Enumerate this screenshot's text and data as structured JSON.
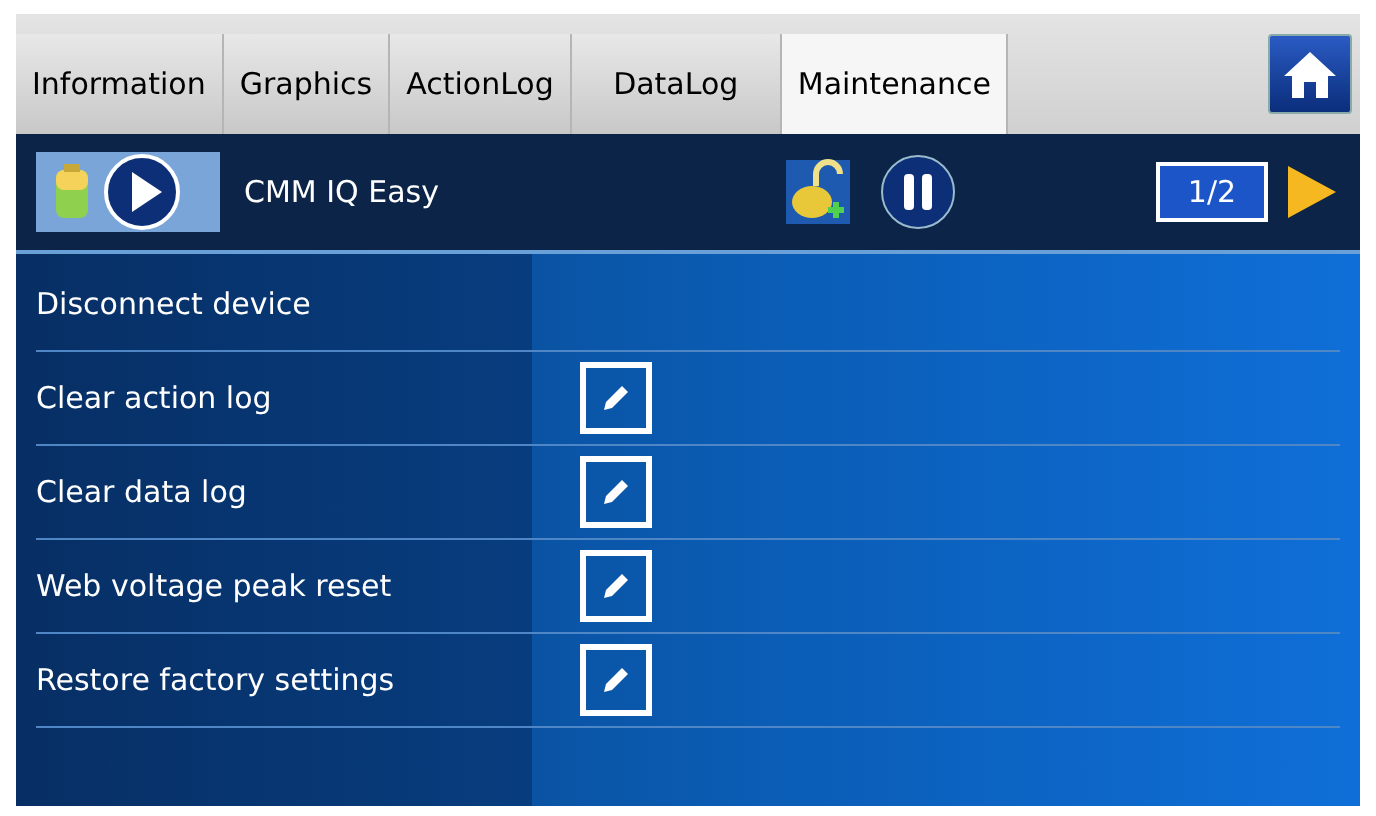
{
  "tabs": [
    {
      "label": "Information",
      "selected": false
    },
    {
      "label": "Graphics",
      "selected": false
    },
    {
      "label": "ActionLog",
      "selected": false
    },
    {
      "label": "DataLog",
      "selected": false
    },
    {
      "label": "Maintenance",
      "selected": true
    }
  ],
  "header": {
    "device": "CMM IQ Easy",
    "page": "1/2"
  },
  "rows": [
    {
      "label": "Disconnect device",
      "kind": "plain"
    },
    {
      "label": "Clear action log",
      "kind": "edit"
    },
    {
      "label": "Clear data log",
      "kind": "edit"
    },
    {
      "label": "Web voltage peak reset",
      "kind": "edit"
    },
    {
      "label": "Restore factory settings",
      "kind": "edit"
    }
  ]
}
....
> [Requirement] Give the number of lines in the records above that contain the word "Clear". Reply with that number alone.

> [Expected answer] 2